> WHAT IS REQUIRED:
Go through the listing and pick out each line with the word "percent" in it.

> RAW RECORDS:
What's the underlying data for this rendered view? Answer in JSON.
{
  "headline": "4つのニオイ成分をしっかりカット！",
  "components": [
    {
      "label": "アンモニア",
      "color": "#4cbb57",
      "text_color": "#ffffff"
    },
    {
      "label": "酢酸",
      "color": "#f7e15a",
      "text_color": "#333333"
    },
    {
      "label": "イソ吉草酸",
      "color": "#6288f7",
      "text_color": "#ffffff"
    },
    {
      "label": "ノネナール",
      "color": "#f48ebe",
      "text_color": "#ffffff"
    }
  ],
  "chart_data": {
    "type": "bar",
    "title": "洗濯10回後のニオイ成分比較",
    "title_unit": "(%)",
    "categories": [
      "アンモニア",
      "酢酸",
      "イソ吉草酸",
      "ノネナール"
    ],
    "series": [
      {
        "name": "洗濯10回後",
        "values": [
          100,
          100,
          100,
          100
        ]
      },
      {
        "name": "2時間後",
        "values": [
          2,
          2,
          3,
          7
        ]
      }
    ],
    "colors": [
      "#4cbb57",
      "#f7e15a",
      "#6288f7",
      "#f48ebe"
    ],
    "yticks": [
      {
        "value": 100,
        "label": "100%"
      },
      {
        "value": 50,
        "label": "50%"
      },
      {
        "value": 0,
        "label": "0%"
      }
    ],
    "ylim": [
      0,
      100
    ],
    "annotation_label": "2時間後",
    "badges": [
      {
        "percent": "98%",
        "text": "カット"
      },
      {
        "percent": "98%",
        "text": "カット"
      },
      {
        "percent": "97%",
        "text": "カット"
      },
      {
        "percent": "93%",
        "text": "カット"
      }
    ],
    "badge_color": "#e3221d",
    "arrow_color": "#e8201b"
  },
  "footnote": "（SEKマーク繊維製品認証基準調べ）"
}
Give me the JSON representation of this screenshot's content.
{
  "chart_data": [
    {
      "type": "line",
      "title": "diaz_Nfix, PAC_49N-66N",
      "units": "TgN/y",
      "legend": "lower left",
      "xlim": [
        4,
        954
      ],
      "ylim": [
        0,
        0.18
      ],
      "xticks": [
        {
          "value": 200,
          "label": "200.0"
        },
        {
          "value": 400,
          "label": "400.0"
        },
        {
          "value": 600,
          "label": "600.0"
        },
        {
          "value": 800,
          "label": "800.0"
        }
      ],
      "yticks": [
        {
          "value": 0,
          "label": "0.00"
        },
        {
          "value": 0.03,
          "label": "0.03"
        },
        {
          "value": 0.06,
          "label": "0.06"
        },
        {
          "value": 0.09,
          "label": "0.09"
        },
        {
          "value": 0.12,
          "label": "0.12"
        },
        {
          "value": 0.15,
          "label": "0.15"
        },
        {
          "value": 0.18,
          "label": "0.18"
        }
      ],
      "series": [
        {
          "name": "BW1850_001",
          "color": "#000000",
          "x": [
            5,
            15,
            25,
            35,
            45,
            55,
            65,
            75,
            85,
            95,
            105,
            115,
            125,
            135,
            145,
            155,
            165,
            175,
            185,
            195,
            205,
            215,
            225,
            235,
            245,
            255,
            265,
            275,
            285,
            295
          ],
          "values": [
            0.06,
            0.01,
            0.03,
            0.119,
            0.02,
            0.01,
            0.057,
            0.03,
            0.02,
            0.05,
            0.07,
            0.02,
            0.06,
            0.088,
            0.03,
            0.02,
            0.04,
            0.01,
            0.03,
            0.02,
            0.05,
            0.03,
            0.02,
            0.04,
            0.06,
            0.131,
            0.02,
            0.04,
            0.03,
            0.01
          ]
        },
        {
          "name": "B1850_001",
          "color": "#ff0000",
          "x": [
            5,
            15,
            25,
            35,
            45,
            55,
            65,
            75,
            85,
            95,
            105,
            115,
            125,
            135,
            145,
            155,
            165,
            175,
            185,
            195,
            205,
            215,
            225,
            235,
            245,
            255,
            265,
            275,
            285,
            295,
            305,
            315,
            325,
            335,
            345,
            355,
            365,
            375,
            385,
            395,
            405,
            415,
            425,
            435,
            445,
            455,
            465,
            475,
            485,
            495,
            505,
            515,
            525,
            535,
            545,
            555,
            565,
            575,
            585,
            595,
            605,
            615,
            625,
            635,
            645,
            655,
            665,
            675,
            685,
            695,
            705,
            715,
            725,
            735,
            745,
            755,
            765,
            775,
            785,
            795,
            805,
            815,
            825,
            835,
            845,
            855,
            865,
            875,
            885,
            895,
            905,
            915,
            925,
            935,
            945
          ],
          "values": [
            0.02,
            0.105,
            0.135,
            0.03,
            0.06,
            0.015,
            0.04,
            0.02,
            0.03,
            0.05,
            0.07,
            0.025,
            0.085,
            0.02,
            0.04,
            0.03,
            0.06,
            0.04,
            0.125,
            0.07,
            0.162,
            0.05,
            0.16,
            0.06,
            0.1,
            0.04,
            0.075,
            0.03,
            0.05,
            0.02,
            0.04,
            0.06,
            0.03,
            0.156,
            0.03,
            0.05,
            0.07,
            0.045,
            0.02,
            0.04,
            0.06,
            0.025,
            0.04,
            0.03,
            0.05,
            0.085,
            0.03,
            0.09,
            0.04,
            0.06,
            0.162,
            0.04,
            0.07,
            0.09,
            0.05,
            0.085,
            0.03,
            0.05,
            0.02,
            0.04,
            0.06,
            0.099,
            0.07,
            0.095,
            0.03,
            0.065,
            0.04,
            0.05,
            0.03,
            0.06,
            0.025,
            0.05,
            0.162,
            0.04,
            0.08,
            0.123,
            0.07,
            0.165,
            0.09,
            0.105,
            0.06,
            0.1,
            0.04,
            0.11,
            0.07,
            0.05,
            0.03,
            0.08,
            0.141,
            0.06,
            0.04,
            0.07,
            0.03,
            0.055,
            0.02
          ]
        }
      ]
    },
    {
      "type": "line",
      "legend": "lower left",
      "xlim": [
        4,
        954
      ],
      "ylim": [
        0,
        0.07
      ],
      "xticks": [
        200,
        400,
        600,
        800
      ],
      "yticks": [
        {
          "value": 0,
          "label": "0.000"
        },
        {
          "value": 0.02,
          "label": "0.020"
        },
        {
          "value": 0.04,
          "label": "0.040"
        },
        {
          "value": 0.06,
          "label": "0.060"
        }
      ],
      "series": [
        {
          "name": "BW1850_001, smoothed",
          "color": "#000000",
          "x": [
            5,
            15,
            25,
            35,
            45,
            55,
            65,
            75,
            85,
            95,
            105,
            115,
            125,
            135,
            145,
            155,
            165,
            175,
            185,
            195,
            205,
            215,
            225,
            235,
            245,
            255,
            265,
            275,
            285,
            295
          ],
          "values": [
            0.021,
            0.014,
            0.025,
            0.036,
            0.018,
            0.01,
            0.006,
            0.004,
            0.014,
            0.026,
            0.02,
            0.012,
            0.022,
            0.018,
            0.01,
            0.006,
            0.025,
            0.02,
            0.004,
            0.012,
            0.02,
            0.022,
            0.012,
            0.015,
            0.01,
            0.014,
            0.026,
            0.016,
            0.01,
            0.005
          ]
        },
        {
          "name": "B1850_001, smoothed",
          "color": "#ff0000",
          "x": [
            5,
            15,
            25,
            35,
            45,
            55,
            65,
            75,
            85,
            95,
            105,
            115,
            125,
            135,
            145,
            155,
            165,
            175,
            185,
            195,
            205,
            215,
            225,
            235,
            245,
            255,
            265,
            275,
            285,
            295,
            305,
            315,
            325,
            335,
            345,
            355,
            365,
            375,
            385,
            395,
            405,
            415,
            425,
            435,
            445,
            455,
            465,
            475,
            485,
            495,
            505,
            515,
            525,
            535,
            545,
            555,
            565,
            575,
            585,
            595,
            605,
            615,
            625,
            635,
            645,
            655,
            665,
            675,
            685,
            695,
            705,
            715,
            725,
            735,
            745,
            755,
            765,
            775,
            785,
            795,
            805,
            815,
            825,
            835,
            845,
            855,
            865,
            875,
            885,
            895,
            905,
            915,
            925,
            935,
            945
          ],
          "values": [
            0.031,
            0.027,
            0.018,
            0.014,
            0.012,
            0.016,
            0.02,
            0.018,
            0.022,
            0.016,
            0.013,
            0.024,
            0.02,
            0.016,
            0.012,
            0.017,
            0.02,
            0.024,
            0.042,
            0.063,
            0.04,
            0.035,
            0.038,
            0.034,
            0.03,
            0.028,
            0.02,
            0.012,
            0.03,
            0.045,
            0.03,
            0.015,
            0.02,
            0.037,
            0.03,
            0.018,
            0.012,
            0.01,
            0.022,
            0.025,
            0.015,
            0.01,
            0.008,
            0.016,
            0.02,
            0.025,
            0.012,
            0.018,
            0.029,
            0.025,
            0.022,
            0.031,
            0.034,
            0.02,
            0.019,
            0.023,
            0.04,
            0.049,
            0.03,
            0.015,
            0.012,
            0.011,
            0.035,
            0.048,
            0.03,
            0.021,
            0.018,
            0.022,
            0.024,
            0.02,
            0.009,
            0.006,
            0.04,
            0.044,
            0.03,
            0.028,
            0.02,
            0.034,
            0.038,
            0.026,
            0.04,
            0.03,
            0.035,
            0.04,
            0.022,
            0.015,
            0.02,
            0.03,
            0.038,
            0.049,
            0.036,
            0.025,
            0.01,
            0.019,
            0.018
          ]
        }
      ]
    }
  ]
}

> PROBLEM SOLUTION:
        "percent": "98%",
        "percent": "98%",
        "percent": "97%",
        "percent": "93%",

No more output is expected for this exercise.